● **Written problem**:
Find how many lines hold the word "ποιεῖν" and give that number only.

Saved data entries
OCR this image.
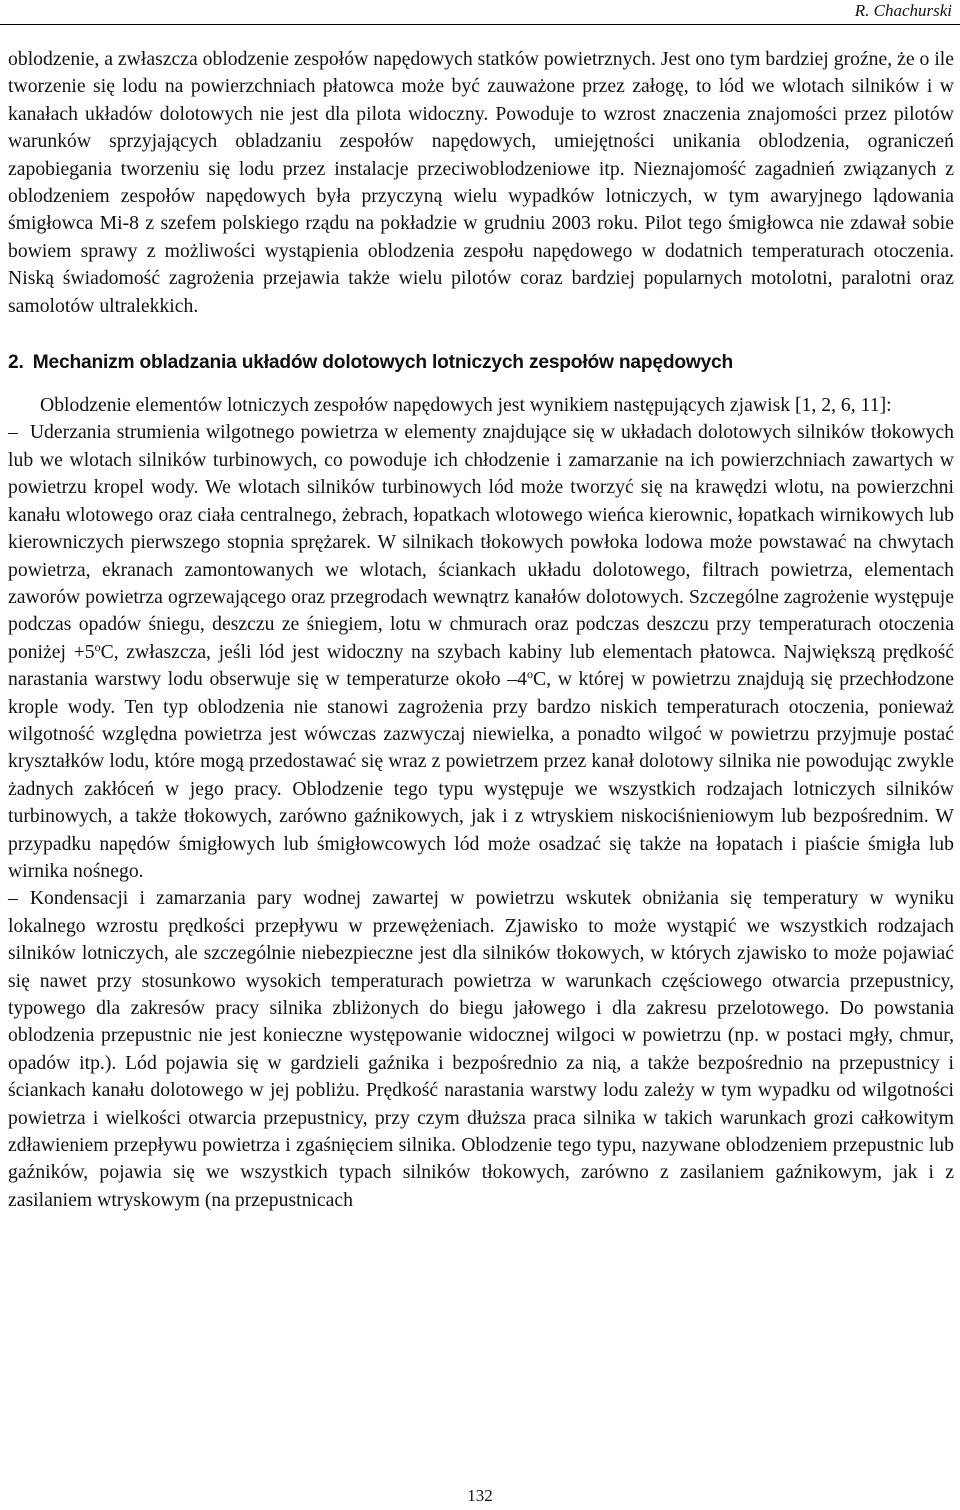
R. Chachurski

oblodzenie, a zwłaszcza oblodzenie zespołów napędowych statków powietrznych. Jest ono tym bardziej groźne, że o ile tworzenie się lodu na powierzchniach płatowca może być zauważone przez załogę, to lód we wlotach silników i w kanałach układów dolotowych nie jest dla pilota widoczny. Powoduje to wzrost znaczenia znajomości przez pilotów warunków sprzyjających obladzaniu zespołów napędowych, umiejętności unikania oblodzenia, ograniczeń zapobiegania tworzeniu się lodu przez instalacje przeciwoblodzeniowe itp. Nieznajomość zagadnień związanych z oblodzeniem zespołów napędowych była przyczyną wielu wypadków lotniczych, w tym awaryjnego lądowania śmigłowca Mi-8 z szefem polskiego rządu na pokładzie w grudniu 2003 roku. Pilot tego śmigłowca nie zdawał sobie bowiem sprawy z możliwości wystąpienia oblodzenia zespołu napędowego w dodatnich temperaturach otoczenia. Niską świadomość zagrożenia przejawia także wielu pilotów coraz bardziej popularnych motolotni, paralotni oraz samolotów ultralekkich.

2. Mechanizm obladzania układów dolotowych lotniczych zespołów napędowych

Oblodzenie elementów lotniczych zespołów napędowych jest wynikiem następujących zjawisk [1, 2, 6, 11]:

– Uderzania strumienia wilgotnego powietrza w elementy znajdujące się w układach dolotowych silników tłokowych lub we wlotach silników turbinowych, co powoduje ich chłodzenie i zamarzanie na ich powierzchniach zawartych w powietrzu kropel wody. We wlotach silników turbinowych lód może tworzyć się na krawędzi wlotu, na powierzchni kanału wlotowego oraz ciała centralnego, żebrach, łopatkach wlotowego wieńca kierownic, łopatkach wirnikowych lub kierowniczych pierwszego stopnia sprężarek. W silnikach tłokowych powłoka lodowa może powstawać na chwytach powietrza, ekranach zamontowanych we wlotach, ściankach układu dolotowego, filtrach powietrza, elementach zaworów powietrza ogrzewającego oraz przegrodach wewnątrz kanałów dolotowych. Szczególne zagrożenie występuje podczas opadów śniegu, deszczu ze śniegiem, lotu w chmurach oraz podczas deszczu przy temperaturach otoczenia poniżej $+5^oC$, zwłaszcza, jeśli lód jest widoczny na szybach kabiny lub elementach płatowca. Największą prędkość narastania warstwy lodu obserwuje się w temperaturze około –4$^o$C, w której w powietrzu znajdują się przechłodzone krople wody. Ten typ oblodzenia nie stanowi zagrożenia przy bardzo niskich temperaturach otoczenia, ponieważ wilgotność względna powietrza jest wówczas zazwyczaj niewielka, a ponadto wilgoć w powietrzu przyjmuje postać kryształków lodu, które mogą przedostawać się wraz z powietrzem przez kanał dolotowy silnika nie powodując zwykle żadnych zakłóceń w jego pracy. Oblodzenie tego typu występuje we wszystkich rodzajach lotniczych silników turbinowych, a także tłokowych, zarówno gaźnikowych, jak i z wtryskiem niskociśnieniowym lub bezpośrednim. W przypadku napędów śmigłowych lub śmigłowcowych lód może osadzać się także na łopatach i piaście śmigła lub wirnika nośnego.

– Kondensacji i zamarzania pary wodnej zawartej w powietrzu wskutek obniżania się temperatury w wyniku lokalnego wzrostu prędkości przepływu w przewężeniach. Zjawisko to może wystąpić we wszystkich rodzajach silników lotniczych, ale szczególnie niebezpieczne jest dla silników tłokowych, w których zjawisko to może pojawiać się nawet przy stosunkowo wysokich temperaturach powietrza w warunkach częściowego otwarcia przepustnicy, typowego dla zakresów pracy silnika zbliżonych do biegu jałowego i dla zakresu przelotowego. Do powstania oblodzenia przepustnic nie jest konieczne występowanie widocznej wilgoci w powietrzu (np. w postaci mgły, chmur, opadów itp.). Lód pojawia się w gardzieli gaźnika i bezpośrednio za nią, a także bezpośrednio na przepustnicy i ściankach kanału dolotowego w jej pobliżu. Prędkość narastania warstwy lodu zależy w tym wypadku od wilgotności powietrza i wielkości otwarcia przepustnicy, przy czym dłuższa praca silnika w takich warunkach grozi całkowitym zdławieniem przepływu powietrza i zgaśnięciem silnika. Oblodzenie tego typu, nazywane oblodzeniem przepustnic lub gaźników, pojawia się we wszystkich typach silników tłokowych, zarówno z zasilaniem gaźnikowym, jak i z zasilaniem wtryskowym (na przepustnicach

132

==

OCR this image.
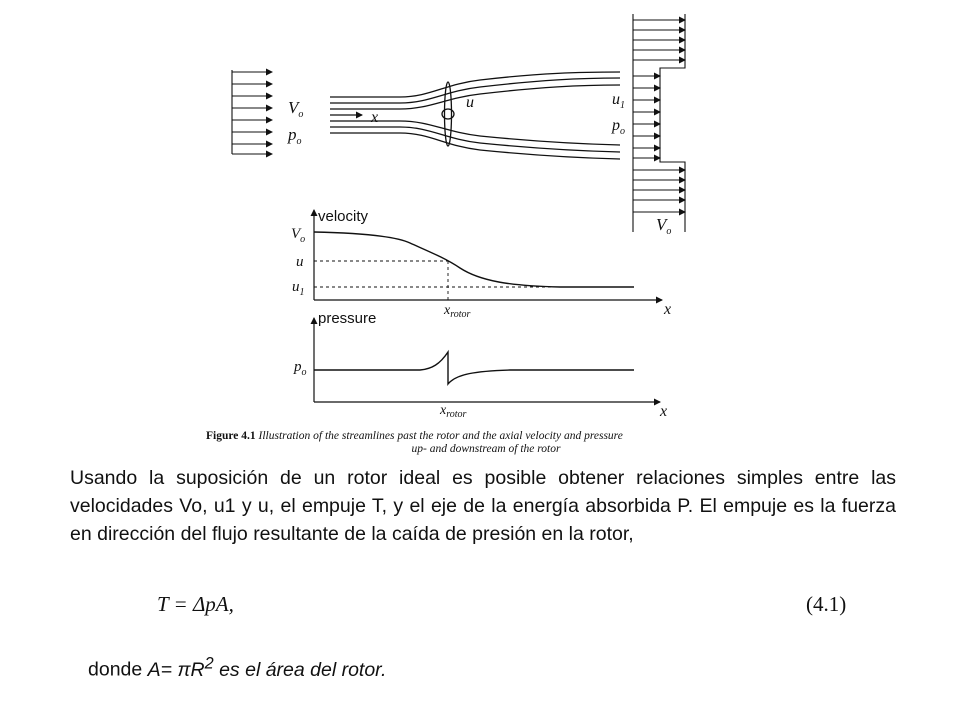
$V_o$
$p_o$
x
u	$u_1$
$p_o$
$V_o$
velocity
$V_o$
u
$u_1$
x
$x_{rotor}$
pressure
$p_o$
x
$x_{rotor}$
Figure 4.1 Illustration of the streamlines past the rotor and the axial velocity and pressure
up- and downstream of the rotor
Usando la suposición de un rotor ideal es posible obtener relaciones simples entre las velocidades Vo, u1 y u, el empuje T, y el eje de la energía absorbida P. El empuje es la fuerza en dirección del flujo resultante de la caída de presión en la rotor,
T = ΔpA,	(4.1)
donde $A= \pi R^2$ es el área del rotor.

* * *

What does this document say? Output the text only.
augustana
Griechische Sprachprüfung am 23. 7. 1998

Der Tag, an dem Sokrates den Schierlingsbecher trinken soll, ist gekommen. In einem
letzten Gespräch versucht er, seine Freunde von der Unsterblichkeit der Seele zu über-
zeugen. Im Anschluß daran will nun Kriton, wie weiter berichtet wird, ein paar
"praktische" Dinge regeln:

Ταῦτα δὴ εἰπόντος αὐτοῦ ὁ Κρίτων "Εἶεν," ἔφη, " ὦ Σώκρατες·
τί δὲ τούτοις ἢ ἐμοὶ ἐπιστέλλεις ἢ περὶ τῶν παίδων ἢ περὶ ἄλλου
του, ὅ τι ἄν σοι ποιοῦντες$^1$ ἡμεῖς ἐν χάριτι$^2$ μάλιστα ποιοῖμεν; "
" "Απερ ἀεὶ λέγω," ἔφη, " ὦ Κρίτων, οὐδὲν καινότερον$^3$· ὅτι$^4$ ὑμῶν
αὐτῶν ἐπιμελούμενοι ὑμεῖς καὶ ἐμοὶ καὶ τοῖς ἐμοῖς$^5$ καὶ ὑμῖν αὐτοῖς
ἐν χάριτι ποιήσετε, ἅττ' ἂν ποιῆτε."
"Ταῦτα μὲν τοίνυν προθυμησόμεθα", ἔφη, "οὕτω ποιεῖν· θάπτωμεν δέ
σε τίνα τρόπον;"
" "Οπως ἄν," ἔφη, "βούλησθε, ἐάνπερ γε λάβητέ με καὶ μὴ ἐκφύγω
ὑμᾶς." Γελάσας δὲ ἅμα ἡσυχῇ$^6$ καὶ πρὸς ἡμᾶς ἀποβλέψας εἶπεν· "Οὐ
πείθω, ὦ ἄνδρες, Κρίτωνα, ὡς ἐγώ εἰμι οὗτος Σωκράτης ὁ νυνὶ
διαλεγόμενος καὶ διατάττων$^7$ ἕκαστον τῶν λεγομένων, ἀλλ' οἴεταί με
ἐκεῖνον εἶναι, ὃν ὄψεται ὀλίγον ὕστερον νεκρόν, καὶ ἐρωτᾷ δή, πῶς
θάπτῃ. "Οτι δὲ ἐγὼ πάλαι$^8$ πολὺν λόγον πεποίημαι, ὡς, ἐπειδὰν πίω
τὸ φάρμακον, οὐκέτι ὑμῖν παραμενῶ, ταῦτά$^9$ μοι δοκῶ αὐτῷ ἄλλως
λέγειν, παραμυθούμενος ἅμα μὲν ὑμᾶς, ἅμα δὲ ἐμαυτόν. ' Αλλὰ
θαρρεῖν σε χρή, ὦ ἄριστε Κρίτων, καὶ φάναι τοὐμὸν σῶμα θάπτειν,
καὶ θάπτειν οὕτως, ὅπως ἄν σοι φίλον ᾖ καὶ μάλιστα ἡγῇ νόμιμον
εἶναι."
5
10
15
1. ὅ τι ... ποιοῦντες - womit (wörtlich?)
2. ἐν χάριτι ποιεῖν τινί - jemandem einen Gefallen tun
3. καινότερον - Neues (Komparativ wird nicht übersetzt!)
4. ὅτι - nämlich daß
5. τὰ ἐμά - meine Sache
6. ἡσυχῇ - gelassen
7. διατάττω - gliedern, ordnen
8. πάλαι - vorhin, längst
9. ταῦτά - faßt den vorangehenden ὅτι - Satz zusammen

● **Answer in full**:
2